**Task details:** Reproduce all the lines exactly as they stand, apart from the pictures.

**Material:**
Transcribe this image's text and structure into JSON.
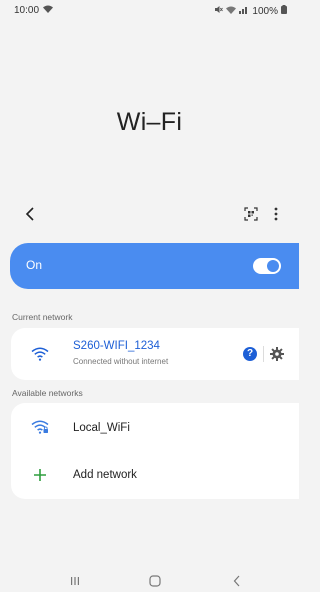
{
  "status_bar": {
    "time": "10:00",
    "battery": "100%"
  },
  "page": {
    "title": "Wi–Fi"
  },
  "toolbar": {
    "back_icon": "chevron-left-icon",
    "qr_icon": "qr-scan-icon",
    "more_icon": "more-vert-icon"
  },
  "wifi_switch": {
    "label": "On",
    "state": "on"
  },
  "current_network": {
    "header": "Current network",
    "name": "S260-WIFI_1234",
    "status": "Connected without internet",
    "name_color": "#1d5fd6"
  },
  "available_networks": {
    "header": "Available networks",
    "items": [
      {
        "name": "Local_WiFi",
        "secured": true
      }
    ],
    "add_label": "Add network"
  },
  "colors": {
    "accent": "#4a8cf0",
    "add_icon": "#2e9e3e"
  }
}
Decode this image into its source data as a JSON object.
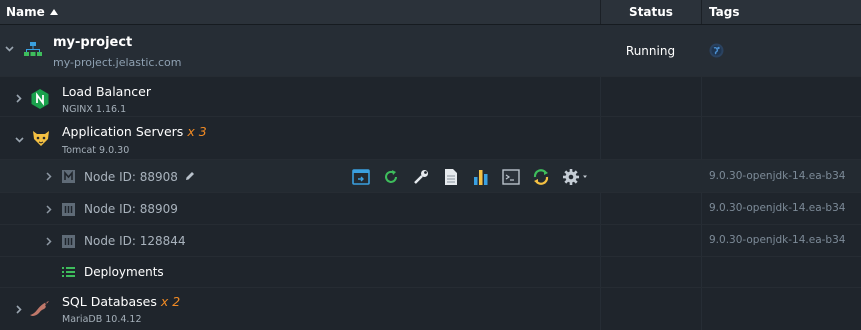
{
  "header": {
    "name_label": "Name",
    "status_label": "Status",
    "tags_label": "Tags"
  },
  "environment": {
    "name": "my-project",
    "url": "my-project.jelastic.com",
    "status": "Running",
    "tag_icon": "globe-icon"
  },
  "groups": {
    "load_balancer": {
      "title": "Load Balancer",
      "subtitle": "NGINX 1.16.1",
      "icon": "nginx-icon"
    },
    "app_servers": {
      "title": "Application Servers",
      "multiplier": "x 3",
      "subtitle": "Tomcat 9.0.30",
      "icon": "tomcat-icon"
    },
    "sql_databases": {
      "title": "SQL Databases",
      "multiplier": "x 2",
      "subtitle": "MariaDB 10.4.12",
      "icon": "mariadb-icon"
    }
  },
  "nodes": [
    {
      "label": "Node ID: 88908",
      "tag": "9.0.30-openjdk-14.ea-b34",
      "master": true
    },
    {
      "label": "Node ID: 88909",
      "tag": "9.0.30-openjdk-14.ea-b34",
      "master": false
    },
    {
      "label": "Node ID: 128844",
      "tag": "9.0.30-openjdk-14.ea-b34",
      "master": false
    }
  ],
  "deployments": {
    "label": "Deployments",
    "icon": "deployments-icon"
  },
  "node_tools": [
    "web-ssh-open-icon",
    "restart-icon",
    "config-icon",
    "log-icon",
    "statistics-icon",
    "web-ssh-icon",
    "redeploy-icon",
    "settings-gear-icon"
  ],
  "colors": {
    "background": "#1f252c",
    "header": "#2b323a",
    "accent_blue": "#3aa0e0",
    "running": "#ffffff",
    "multiplier": "#f08a24"
  }
}
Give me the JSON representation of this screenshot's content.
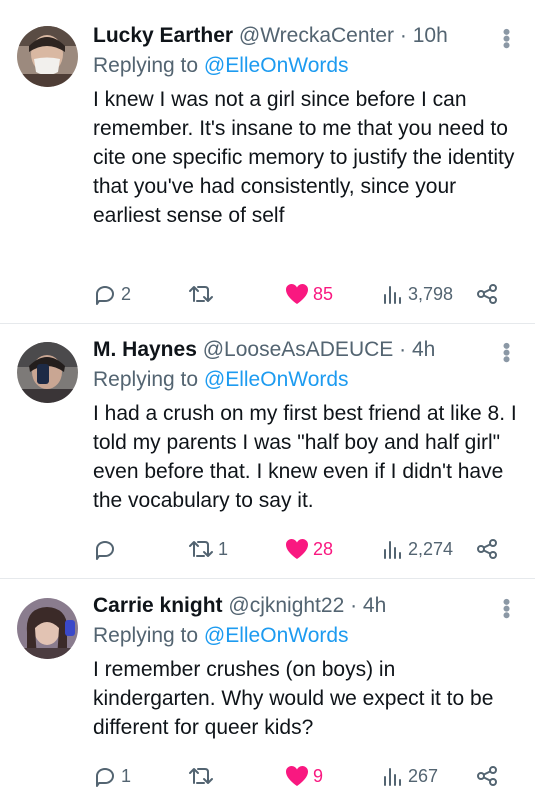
{
  "tweets": [
    {
      "name": "Lucky Earther",
      "handle": "@WreckaCenter",
      "time": "· 10h",
      "replying_prefix": "Replying to",
      "replying_to": "@ElleOnWords",
      "text": "I knew I was not a girl since before I can remember. It's insane to me that you need to cite one specific memory to justify the identity that you've had consistently, since your earliest sense of self",
      "replies": "2",
      "retweets": "",
      "likes": "85",
      "views": "3,798"
    },
    {
      "name": "M. Haynes",
      "handle": "@LooseAsADEUCE",
      "time": "· 4h",
      "replying_prefix": "Replying to",
      "replying_to": "@ElleOnWords",
      "text": "I had a crush on my first best friend at like 8. I told my parents I was \"half boy and half girl\" even before that. I knew even if I didn't have the vocabulary to say it.",
      "replies": "",
      "retweets": "1",
      "likes": "28",
      "views": "2,274"
    },
    {
      "name": "Carrie knight",
      "handle": "@cjknight22",
      "time": "· 4h",
      "replying_prefix": "Replying to",
      "replying_to": "@ElleOnWords",
      "text": "I remember crushes (on boys) in kindergarten. Why would we expect it to be different for queer kids?",
      "replies": "1",
      "retweets": "",
      "likes": "9",
      "views": "267"
    }
  ],
  "icons": {
    "reply": "reply-icon",
    "retweet": "retweet-icon",
    "like": "heart-icon",
    "views": "views-icon",
    "share": "share-icon",
    "more": "more-icon"
  },
  "colors": {
    "accent": "#1d9bf0",
    "like": "#f91880",
    "muted": "#536471"
  }
}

**Output:**
Transcribe this image's text and structure into JSON.
{
  "status_bar": {
    "time": "10:00",
    "battery": "100%"
  },
  "page": {
    "title": "Wi–Fi"
  },
  "toolbar": {
    "back_icon": "chevron-left-icon",
    "qr_icon": "qr-scan-icon",
    "more_icon": "more-vert-icon"
  },
  "wifi_switch": {
    "label": "On",
    "state": "on"
  },
  "current_network": {
    "header": "Current network",
    "name": "S260-WIFI_1234",
    "status": "Connected without internet",
    "name_color": "#1d5fd6"
  },
  "available_networks": {
    "header": "Available networks",
    "items": [
      {
        "name": "Local_WiFi",
        "secured": true
      }
    ],
    "add_label": "Add network"
  },
  "colors": {
    "accent": "#4a8cf0",
    "add_icon": "#2e9e3e"
  }
}
Decode this image into its source data as a JSON object.
{
  "header": {
    "name_label": "Name",
    "status_label": "Status",
    "tags_label": "Tags"
  },
  "environment": {
    "name": "my-project",
    "url": "my-project.jelastic.com",
    "status": "Running",
    "tag_icon": "globe-icon"
  },
  "groups": {
    "load_balancer": {
      "title": "Load Balancer",
      "subtitle": "NGINX 1.16.1",
      "icon": "nginx-icon"
    },
    "app_servers": {
      "title": "Application Servers",
      "multiplier": "x 3",
      "subtitle": "Tomcat 9.0.30",
      "icon": "tomcat-icon"
    },
    "sql_databases": {
      "title": "SQL Databases",
      "multiplier": "x 2",
      "subtitle": "MariaDB 10.4.12",
      "icon": "mariadb-icon"
    }
  },
  "nodes": [
    {
      "label": "Node ID: 88908",
      "tag": "9.0.30-openjdk-14.ea-b34",
      "master": true
    },
    {
      "label": "Node ID: 88909",
      "tag": "9.0.30-openjdk-14.ea-b34",
      "master": false
    },
    {
      "label": "Node ID: 128844",
      "tag": "9.0.30-openjdk-14.ea-b34",
      "master": false
    }
  ],
  "deployments": {
    "label": "Deployments",
    "icon": "deployments-icon"
  },
  "node_tools": [
    "web-ssh-open-icon",
    "restart-icon",
    "config-icon",
    "log-icon",
    "statistics-icon",
    "web-ssh-icon",
    "redeploy-icon",
    "settings-gear-icon"
  ],
  "colors": {
    "background": "#1f252c",
    "header": "#2b323a",
    "accent_blue": "#3aa0e0",
    "running": "#ffffff",
    "multiplier": "#f08a24"
  }
}
Give me the JSON representation of this screenshot's content.
{
  "tweets": [
    {
      "name": "Lucky Earther",
      "handle": "@WreckaCenter",
      "time": "· 10h",
      "replying_prefix": "Replying to",
      "replying_to": "@ElleOnWords",
      "text": "I knew I was not a girl since before I can remember. It's insane to me that you need to cite one specific memory to justify the identity that you've had consistently, since your earliest sense of self",
      "replies": "2",
      "retweets": "",
      "likes": "85",
      "views": "3,798"
    },
    {
      "name": "M. Haynes",
      "handle": "@LooseAsADEUCE",
      "time": "· 4h",
      "replying_prefix": "Replying to",
      "replying_to": "@ElleOnWords",
      "text": "I had a crush on my first best friend at like 8. I told my parents I was \"half boy and half girl\" even before that. I knew even if I didn't have the vocabulary to say it.",
      "replies": "",
      "retweets": "1",
      "likes": "28",
      "views": "2,274"
    },
    {
      "name": "Carrie knight",
      "handle": "@cjknight22",
      "time": "· 4h",
      "replying_prefix": "Replying to",
      "replying_to": "@ElleOnWords",
      "text": "I remember crushes (on boys) in kindergarten. Why would we expect it to be different for queer kids?",
      "replies": "1",
      "retweets": "",
      "likes": "9",
      "views": "267"
    }
  ],
  "icons": {
    "reply": "reply-icon",
    "retweet": "retweet-icon",
    "like": "heart-icon",
    "views": "views-icon",
    "share": "share-icon",
    "more": "more-icon"
  },
  "colors": {
    "accent": "#1d9bf0",
    "like": "#f91880",
    "muted": "#536471"
  }
}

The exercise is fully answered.